## Aim of the exercise
Each entry that follows is to be retyped exactly. Pictures do not belong in the copy.

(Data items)
===============

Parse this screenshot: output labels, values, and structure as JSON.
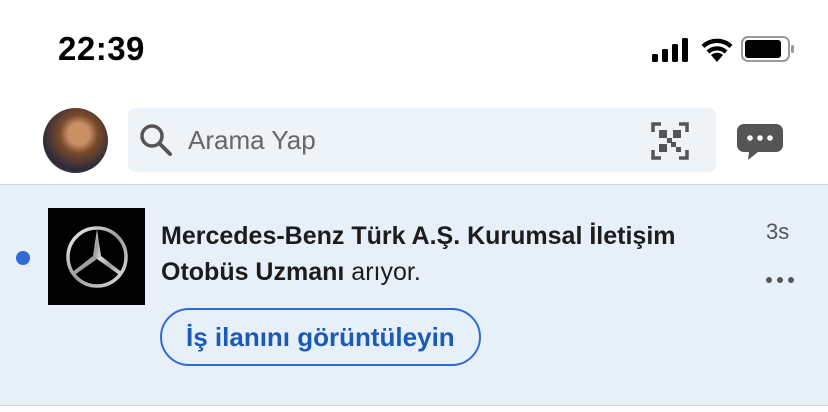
{
  "status_bar": {
    "time": "22:39",
    "icons": [
      "cellular-signal-icon",
      "wifi-icon",
      "battery-icon"
    ]
  },
  "header": {
    "search_placeholder": "Arama Yap",
    "icons": [
      "avatar",
      "search-icon",
      "qr-code-icon",
      "messaging-icon"
    ]
  },
  "notification": {
    "company_bold": "Mercedes-Benz Türk A.Ş. Kurumsal İletişim Otobüs Uzmanı",
    "suffix": " arıyor.",
    "timestamp": "3s",
    "button_label": "İş ilanını görüntüleyin",
    "unread": true,
    "accent_color": "#2f6ad6",
    "background_color": "#e7eff9"
  }
}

===============

## The answer
Parse this screenshot: output labels, values, and structure as JSON.
{
  "status_bar": {
    "time": "22:39",
    "icons": [
      "cellular-signal-icon",
      "wifi-icon",
      "battery-icon"
    ]
  },
  "header": {
    "search_placeholder": "Arama Yap",
    "icons": [
      "avatar",
      "search-icon",
      "qr-code-icon",
      "messaging-icon"
    ]
  },
  "notification": {
    "company_bold": "Mercedes-Benz Türk A.Ş. Kurumsal İletişim Otobüs Uzmanı",
    "suffix": " arıyor.",
    "timestamp": "3s",
    "button_label": "İş ilanını görüntüleyin",
    "unread": true,
    "accent_color": "#2f6ad6",
    "background_color": "#e7eff9"
  }
}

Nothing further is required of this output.